= Task instructions =
Exact repetition of every entry is required.

= Stored data =
>>

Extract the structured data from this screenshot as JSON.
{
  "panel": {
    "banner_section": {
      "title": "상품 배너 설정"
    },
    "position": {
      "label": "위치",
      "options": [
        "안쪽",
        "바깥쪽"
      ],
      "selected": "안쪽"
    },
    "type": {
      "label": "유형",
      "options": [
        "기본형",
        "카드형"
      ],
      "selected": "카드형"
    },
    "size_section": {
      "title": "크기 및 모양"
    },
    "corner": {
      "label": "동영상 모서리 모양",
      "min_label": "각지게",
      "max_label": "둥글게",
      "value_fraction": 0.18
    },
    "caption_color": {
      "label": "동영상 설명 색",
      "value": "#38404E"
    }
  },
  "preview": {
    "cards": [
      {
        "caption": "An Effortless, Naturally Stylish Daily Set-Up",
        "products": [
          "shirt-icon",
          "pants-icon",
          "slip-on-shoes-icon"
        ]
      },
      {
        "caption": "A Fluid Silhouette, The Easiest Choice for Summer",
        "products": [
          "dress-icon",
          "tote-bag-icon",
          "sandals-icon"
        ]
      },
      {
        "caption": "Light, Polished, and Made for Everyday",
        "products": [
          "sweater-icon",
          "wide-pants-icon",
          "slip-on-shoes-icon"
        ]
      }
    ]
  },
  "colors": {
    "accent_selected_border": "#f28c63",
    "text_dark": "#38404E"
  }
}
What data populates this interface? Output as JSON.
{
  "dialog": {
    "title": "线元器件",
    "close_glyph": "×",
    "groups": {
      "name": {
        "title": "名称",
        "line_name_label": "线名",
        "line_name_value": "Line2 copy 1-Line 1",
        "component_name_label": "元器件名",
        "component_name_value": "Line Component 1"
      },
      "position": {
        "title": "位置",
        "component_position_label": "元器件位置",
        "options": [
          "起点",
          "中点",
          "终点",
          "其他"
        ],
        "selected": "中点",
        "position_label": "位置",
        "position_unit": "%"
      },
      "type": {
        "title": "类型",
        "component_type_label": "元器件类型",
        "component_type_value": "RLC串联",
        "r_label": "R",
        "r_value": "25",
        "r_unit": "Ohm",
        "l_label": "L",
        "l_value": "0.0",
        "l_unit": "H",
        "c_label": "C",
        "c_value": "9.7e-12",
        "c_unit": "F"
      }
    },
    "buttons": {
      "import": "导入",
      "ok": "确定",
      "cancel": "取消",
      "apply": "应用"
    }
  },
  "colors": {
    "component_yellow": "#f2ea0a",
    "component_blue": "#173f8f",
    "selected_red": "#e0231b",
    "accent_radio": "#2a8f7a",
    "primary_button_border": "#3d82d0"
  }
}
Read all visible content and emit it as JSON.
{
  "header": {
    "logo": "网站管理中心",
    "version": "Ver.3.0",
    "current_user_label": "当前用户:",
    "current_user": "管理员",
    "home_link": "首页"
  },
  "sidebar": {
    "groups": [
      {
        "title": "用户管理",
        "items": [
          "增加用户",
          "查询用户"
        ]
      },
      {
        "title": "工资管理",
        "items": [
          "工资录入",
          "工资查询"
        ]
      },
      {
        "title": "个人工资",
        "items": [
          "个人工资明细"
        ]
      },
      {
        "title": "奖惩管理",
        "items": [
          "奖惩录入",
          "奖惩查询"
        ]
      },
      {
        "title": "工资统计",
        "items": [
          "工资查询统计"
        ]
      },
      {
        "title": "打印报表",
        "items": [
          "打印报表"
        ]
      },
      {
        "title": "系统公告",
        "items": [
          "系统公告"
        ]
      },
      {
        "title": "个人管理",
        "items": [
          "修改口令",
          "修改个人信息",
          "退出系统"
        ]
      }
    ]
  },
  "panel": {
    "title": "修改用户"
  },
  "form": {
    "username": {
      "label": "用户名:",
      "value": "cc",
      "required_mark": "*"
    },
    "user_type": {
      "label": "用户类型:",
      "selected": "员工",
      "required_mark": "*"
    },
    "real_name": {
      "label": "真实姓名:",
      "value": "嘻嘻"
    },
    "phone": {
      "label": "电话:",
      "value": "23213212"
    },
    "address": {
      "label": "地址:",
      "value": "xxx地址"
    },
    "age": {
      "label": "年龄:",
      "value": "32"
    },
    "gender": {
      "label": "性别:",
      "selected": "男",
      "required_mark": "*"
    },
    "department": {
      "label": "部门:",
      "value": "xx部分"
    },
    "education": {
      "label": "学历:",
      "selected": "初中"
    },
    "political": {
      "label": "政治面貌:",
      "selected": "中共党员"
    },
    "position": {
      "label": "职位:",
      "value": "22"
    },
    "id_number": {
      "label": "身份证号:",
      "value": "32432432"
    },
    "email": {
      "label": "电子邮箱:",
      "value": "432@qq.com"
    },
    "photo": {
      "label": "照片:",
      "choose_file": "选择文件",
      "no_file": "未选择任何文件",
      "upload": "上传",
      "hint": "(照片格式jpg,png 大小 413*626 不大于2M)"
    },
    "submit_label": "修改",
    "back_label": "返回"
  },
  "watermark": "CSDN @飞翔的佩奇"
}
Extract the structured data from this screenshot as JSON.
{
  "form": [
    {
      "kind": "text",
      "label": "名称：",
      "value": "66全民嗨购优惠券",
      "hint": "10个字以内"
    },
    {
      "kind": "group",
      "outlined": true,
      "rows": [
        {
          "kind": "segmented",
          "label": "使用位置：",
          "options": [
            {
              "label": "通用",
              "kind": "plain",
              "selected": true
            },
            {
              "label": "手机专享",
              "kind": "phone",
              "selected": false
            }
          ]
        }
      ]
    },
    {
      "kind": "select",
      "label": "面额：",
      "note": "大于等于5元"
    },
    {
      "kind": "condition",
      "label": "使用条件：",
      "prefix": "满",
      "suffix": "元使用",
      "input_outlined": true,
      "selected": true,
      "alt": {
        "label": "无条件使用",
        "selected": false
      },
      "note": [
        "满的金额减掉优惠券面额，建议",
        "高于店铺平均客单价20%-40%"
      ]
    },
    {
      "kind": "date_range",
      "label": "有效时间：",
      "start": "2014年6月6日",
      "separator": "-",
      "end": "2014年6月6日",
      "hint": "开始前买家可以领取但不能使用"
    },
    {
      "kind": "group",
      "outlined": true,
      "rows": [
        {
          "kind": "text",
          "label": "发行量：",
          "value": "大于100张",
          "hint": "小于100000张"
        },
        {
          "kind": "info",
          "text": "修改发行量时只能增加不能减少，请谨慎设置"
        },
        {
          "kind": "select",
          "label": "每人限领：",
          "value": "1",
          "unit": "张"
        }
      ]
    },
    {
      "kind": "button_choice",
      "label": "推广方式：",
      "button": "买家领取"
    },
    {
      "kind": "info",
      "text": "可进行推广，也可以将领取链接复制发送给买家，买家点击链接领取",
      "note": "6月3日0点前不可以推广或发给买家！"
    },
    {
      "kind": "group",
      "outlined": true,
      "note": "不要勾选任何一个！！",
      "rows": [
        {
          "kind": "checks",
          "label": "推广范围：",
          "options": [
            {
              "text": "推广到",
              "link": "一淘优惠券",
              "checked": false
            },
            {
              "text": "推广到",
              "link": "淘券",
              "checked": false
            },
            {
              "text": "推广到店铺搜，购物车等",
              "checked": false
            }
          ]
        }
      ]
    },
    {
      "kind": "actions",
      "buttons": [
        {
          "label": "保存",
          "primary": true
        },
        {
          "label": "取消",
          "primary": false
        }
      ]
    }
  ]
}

<<

= Task response =
Extract the structured data from this screenshot as JSON.
{
  "panel": {
    "banner_section": {
      "title": "상품 배너 설정"
    },
    "position": {
      "label": "위치",
      "options": [
        "안쪽",
        "바깥쪽"
      ],
      "selected": "안쪽"
    },
    "type": {
      "label": "유형",
      "options": [
        "기본형",
        "카드형"
      ],
      "selected": "카드형"
    },
    "size_section": {
      "title": "크기 및 모양"
    },
    "corner": {
      "label": "동영상 모서리 모양",
      "min_label": "각지게",
      "max_label": "둥글게",
      "value_fraction": 0.18
    },
    "caption_color": {
      "label": "동영상 설명 색",
      "value": "#38404E"
    }
  },
  "preview": {
    "cards": [
      {
        "caption": "An Effortless, Naturally Stylish Daily Set-Up",
        "products": [
          "shirt-icon",
          "pants-icon",
          "slip-on-shoes-icon"
        ]
      },
      {
        "caption": "A Fluid Silhouette, The Easiest Choice for Summer",
        "products": [
          "dress-icon",
          "tote-bag-icon",
          "sandals-icon"
        ]
      },
      {
        "caption": "Light, Polished, and Made for Everyday",
        "products": [
          "sweater-icon",
          "wide-pants-icon",
          "slip-on-shoes-icon"
        ]
      }
    ]
  },
  "colors": {
    "accent_selected_border": "#f28c63",
    "text_dark": "#38404E"
  }
}
What data populates this interface? Output as JSON.
{
  "dialog": {
    "title": "线元器件",
    "close_glyph": "×",
    "groups": {
      "name": {
        "title": "名称",
        "line_name_label": "线名",
        "line_name_value": "Line2 copy 1-Line 1",
        "component_name_label": "元器件名",
        "component_name_value": "Line Component 1"
      },
      "position": {
        "title": "位置",
        "component_position_label": "元器件位置",
        "options": [
          "起点",
          "中点",
          "终点",
          "其他"
        ],
        "selected": "中点",
        "position_label": "位置",
        "position_unit": "%"
      },
      "type": {
        "title": "类型",
        "component_type_label": "元器件类型",
        "component_type_value": "RLC串联",
        "r_label": "R",
        "r_value": "25",
        "r_unit": "Ohm",
        "l_label": "L",
        "l_value": "0.0",
        "l_unit": "H",
        "c_label": "C",
        "c_value": "9.7e-12",
        "c_unit": "F"
      }
    },
    "buttons": {
      "import": "导入",
      "ok": "确定",
      "cancel": "取消",
      "apply": "应用"
    }
  },
  "colors": {
    "component_yellow": "#f2ea0a",
    "component_blue": "#173f8f",
    "selected_red": "#e0231b",
    "accent_radio": "#2a8f7a",
    "primary_button_border": "#3d82d0"
  }
}
Read all visible content and emit it as JSON.
{
  "header": {
    "logo": "网站管理中心",
    "version": "Ver.3.0",
    "current_user_label": "当前用户:",
    "current_user": "管理员",
    "home_link": "首页"
  },
  "sidebar": {
    "groups": [
      {
        "title": "用户管理",
        "items": [
          "增加用户",
          "查询用户"
        ]
      },
      {
        "title": "工资管理",
        "items": [
          "工资录入",
          "工资查询"
        ]
      },
      {
        "title": "个人工资",
        "items": [
          "个人工资明细"
        ]
      },
      {
        "title": "奖惩管理",
        "items": [
          "奖惩录入",
          "奖惩查询"
        ]
      },
      {
        "title": "工资统计",
        "items": [
          "工资查询统计"
        ]
      },
      {
        "title": "打印报表",
        "items": [
          "打印报表"
        ]
      },
      {
        "title": "系统公告",
        "items": [
          "系统公告"
        ]
      },
      {
        "title": "个人管理",
        "items": [
          "修改口令",
          "修改个人信息",
          "退出系统"
        ]
      }
    ]
  },
  "panel": {
    "title": "修改用户"
  },
  "form": {
    "username": {
      "label": "用户名:",
      "value": "cc",
      "required_mark": "*"
    },
    "user_type": {
      "label": "用户类型:",
      "selected": "员工",
      "required_mark": "*"
    },
    "real_name": {
      "label": "真实姓名:",
      "value": "嘻嘻"
    },
    "phone": {
      "label": "电话:",
      "value": "23213212"
    },
    "address": {
      "label": "地址:",
      "value": "xxx地址"
    },
    "age": {
      "label": "年龄:",
      "value": "32"
    },
    "gender": {
      "label": "性别:",
      "selected": "男",
      "required_mark": "*"
    },
    "department": {
      "label": "部门:",
      "value": "xx部分"
    },
    "education": {
      "label": "学历:",
      "selected": "初中"
    },
    "political": {
      "label": "政治面貌:",
      "selected": "中共党员"
    },
    "position": {
      "label": "职位:",
      "value": "22"
    },
    "id_number": {
      "label": "身份证号:",
      "value": "32432432"
    },
    "email": {
      "label": "电子邮箱:",
      "value": "432@qq.com"
    },
    "photo": {
      "label": "照片:",
      "choose_file": "选择文件",
      "no_file": "未选择任何文件",
      "upload": "上传",
      "hint": "(照片格式jpg,png 大小 413*626 不大于2M)"
    },
    "submit_label": "修改",
    "back_label": "返回"
  },
  "watermark": "CSDN @飞翔的佩奇"
}
Extract the structured data from this screenshot as JSON.
{
  "form": [
    {
      "kind": "text",
      "label": "名称：",
      "value": "66全民嗨购优惠券",
      "hint": "10个字以内"
    },
    {
      "kind": "group",
      "outlined": true,
      "rows": [
        {
          "kind": "segmented",
          "label": "使用位置：",
          "options": [
            {
              "label": "通用",
              "kind": "plain",
              "selected": true
            },
            {
              "label": "手机专享",
              "kind": "phone",
              "selected": false
            }
          ]
        }
      ]
    },
    {
      "kind": "select",
      "label": "面额：",
      "note": "大于等于5元"
    },
    {
      "kind": "condition",
      "label": "使用条件：",
      "prefix": "满",
      "suffix": "元使用",
      "input_outlined": true,
      "selected": true,
      "alt": {
        "label": "无条件使用",
        "selected": false
      },
      "note": [
        "满的金额减掉优惠券面额，建议",
        "高于店铺平均客单价20%-40%"
      ]
    },
    {
      "kind": "date_range",
      "label": "有效时间：",
      "start": "2014年6月6日",
      "separator": "-",
      "end": "2014年6月6日",
      "hint": "开始前买家可以领取但不能使用"
    },
    {
      "kind": "group",
      "outlined": true,
      "rows": [
        {
          "kind": "text",
          "label": "发行量：",
          "value": "大于100张",
          "hint": "小于100000张"
        },
        {
          "kind": "info",
          "text": "修改发行量时只能增加不能减少，请谨慎设置"
        },
        {
          "kind": "select",
          "label": "每人限领：",
          "value": "1",
          "unit": "张"
        }
      ]
    },
    {
      "kind": "button_choice",
      "label": "推广方式：",
      "button": "买家领取"
    },
    {
      "kind": "info",
      "text": "可进行推广，也可以将领取链接复制发送给买家，买家点击链接领取",
      "note": "6月3日0点前不可以推广或发给买家！"
    },
    {
      "kind": "group",
      "outlined": true,
      "note": "不要勾选任何一个！！",
      "rows": [
        {
          "kind": "checks",
          "label": "推广范围：",
          "options": [
            {
              "text": "推广到",
              "link": "一淘优惠券",
              "checked": false
            },
            {
              "text": "推广到",
              "link": "淘券",
              "checked": false
            },
            {
              "text": "推广到店铺搜，购物车等",
              "checked": false
            }
          ]
        }
      ]
    },
    {
      "kind": "actions",
      "buttons": [
        {
          "label": "保存",
          "primary": true
        },
        {
          "label": "取消",
          "primary": false
        }
      ]
    }
  ]
}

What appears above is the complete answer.